EXERCISE PROMPT
Rewrite the rows, from the first one up to and including the row containing "event-dot [174,477,176,480]", as a JSON list of strings with one string per row and blank rows omitted.

MATERIAL FOR THE TASK
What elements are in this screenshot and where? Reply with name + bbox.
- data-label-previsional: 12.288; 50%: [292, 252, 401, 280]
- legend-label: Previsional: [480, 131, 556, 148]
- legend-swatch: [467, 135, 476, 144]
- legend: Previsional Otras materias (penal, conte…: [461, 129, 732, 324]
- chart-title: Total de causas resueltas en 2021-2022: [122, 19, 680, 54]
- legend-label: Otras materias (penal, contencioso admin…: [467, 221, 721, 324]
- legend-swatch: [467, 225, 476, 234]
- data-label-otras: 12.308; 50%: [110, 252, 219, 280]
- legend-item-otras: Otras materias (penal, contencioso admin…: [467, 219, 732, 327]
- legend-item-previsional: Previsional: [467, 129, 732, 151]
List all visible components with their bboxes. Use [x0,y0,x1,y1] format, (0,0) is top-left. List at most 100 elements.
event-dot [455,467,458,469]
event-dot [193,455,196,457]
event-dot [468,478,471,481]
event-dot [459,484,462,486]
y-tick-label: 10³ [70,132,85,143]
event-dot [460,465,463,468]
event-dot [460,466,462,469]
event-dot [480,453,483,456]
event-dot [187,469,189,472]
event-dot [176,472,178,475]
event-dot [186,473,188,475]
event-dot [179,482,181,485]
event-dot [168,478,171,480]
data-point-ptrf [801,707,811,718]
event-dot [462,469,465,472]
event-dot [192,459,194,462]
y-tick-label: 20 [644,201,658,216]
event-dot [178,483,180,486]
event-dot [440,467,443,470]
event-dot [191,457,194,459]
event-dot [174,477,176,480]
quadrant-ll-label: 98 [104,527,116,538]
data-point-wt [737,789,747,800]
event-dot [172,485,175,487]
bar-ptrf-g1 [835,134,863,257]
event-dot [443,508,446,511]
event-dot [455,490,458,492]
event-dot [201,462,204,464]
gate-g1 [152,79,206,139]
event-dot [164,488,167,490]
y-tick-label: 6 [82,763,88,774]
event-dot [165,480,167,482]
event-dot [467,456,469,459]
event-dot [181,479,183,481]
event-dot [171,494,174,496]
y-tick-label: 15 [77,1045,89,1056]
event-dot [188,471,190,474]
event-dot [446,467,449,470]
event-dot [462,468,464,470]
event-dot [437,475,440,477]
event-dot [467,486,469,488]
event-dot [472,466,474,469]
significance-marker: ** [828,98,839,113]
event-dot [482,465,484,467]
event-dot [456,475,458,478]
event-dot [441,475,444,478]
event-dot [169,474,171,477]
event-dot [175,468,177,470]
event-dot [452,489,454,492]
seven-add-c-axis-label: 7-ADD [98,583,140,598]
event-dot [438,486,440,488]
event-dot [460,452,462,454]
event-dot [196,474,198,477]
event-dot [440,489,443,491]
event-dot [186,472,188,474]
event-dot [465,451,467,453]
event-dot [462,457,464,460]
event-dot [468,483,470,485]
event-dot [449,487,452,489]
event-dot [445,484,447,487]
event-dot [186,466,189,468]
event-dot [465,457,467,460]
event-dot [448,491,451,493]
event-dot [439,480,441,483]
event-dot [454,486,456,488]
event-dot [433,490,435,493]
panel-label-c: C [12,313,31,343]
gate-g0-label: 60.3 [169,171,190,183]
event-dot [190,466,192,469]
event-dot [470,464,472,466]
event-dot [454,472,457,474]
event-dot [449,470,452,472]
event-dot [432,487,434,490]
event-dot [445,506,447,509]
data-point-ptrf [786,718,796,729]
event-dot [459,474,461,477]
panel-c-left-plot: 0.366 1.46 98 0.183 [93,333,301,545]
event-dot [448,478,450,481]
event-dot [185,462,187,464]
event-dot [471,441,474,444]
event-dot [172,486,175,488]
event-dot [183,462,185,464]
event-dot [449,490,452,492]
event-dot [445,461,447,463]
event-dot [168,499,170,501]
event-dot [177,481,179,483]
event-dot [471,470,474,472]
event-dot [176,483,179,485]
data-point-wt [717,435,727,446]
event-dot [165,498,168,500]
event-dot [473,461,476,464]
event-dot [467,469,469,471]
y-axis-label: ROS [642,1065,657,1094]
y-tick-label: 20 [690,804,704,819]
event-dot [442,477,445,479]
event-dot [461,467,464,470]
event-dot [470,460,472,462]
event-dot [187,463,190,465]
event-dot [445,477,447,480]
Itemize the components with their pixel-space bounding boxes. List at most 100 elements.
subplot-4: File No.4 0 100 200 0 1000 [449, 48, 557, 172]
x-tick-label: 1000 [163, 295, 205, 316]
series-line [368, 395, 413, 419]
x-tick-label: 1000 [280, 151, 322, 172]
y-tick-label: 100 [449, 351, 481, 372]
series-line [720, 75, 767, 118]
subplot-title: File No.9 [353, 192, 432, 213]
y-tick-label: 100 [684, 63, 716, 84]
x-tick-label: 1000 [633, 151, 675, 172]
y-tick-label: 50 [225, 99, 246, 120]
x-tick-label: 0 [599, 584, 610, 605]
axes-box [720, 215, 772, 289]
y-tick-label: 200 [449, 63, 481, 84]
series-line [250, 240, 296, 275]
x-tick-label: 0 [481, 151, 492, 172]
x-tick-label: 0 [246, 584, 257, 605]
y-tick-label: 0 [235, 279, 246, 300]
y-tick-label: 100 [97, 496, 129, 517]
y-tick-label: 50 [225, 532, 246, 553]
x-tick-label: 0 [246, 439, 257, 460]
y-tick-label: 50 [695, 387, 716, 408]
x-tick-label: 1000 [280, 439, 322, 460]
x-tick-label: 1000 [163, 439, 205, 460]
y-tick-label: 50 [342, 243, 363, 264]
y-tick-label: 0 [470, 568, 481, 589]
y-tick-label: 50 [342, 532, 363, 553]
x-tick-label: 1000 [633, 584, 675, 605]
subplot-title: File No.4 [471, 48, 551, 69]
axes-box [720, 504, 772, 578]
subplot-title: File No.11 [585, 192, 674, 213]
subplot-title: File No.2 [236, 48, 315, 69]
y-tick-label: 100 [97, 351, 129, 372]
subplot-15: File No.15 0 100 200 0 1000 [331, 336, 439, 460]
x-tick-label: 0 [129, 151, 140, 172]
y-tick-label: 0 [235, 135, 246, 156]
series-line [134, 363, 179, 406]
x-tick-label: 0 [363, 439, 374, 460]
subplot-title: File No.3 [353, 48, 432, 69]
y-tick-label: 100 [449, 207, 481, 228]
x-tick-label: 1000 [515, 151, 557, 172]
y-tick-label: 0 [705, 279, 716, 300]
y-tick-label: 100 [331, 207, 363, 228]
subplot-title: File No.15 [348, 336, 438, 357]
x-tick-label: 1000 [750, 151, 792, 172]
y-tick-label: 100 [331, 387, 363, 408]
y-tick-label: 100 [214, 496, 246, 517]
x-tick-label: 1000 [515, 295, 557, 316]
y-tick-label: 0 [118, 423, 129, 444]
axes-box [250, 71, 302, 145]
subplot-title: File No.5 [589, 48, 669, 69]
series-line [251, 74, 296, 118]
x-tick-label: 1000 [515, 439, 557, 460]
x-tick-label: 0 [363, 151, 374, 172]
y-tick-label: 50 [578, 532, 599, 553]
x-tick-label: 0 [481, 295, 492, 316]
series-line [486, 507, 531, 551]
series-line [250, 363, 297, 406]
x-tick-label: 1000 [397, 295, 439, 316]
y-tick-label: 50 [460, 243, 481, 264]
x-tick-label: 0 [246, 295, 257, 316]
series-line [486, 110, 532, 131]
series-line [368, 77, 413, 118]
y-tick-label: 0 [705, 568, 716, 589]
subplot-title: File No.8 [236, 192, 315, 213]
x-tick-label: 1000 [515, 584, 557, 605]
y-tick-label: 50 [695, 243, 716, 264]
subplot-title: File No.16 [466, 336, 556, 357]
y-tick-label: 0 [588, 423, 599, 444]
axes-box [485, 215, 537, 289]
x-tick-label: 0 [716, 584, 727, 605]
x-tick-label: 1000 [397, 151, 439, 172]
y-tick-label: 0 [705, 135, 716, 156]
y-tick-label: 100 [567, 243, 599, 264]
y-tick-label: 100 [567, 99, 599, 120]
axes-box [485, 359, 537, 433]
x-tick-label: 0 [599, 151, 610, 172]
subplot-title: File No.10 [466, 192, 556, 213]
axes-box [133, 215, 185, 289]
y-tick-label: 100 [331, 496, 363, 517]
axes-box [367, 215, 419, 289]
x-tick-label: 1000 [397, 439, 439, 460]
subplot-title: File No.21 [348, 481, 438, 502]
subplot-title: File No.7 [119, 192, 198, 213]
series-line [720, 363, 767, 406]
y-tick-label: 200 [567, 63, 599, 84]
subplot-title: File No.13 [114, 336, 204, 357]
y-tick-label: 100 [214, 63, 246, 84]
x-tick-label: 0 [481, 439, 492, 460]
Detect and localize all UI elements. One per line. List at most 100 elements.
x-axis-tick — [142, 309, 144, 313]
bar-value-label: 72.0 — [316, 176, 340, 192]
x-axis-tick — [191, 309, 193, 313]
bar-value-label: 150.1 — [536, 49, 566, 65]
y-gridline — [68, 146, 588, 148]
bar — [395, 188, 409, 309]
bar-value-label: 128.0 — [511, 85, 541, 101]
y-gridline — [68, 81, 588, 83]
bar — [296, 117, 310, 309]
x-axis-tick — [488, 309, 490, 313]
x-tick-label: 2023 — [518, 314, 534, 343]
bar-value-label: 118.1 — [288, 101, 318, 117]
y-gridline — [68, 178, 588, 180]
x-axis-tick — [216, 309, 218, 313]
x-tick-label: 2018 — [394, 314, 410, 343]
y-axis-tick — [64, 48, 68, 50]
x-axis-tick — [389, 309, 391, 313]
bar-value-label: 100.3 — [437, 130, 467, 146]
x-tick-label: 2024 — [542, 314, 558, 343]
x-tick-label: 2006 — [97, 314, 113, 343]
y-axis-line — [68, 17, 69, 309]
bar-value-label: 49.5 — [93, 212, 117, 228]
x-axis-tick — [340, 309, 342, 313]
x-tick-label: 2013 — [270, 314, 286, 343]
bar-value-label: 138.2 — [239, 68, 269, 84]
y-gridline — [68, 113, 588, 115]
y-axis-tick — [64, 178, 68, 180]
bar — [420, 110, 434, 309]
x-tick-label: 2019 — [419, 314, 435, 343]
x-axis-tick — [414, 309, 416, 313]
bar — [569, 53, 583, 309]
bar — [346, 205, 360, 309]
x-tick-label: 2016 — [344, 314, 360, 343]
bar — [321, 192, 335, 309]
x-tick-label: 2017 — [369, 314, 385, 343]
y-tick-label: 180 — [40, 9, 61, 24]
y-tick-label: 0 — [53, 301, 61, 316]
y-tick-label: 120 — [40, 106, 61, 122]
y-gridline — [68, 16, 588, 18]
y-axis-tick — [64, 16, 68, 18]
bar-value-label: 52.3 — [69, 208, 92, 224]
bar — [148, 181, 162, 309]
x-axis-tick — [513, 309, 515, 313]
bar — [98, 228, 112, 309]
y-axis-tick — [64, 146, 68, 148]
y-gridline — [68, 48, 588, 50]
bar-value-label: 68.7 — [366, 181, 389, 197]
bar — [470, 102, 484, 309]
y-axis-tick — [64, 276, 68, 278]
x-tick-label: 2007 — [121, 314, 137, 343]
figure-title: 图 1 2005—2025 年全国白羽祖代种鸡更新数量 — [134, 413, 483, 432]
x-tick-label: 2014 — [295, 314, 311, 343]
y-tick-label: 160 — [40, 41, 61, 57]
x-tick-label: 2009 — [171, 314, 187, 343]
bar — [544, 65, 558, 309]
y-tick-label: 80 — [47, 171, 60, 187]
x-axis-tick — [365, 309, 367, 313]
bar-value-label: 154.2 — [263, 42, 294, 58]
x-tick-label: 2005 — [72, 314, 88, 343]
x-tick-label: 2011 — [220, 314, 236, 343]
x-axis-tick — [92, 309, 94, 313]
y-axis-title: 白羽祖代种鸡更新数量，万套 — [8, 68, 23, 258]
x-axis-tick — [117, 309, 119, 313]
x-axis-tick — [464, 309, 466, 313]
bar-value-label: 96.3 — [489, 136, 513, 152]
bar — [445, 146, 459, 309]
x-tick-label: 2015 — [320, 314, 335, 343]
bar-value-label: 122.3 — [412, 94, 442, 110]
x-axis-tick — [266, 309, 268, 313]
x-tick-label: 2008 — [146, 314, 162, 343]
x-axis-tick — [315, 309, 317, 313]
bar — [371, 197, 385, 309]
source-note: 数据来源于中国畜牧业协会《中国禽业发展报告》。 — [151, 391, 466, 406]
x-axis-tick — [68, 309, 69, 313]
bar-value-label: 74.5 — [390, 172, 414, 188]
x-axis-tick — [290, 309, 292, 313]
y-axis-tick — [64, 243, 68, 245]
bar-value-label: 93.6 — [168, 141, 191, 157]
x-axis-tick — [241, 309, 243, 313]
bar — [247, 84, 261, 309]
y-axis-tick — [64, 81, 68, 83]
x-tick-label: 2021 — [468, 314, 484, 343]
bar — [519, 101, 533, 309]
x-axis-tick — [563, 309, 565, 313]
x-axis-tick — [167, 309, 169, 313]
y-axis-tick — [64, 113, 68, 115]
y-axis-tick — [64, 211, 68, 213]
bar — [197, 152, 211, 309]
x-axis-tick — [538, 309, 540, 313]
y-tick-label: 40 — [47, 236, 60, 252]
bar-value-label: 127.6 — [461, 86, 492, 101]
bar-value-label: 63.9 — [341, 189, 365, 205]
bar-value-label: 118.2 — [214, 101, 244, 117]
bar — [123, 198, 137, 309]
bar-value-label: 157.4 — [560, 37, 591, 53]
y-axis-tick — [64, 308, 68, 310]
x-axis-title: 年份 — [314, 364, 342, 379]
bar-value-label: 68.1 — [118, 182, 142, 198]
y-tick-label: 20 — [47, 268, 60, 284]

SOLUTION TO THIS TASK
[
  "What elements are in this screenshot and where? Reply with name + bbox.",
  "- data-label-previsional: 12.288; 50%: [292, 252, 401, 280]",
  "- legend-label: Previsional: [480, 131, 556, 148]",
  "- legend-swatch: [467, 135, 476, 144]",
  "- legend: Previsional Otras materias (penal, conte…: [461, 129, 732, 324]",
  "- chart-title: Total de causas resueltas en 2021-2022: [122, 19, 680, 54]",
  "- legend-label: Otras materias (penal, contencioso admin…: [467, 221, 721, 324]",
  "- legend-swatch: [467, 225, 476, 234]",
  "- data-label-otras: 12.308; 50%: [110, 252, 219, 280]",
  "- legend-item-otras: Otras materias (penal, contencioso admin…: [467, 219, 732, 327]",
  "- legend-item-previsional: Previsional: [467, 129, 732, 151]",
  "List all visible components with their bboxes. Use [x0,y0,x1,y1] format, (0,0) is top-left. List at most 100 elements.",
  "event-dot [455,467,458,469]",
  "event-dot [193,455,196,457]",
  "event-dot [468,478,471,481]",
  "event-dot [459,484,462,486]",
  "y-tick-label: 10³ [70,132,85,143]",
  "event-dot [460,465,463,468]",
  "event-dot [460,466,462,469]",
  "event-dot [480,453,483,456]",
  "event-dot [187,469,189,472]",
  "event-dot [176,472,178,475]",
  "event-dot [186,473,188,475]",
  "event-dot [179,482,181,485]",
  "event-dot [168,478,171,480]",
  "data-point-ptrf [801,707,811,718]",
  "event-dot [462,469,465,472]",
  "event-dot [192,459,194,462]",
  "y-tick-label: 20 [644,201,658,216]",
  "event-dot [178,483,180,486]",
  "event-dot [440,467,443,470]",
  "event-dot [191,457,194,459]",
  "event-dot [174,477,176,480]"
]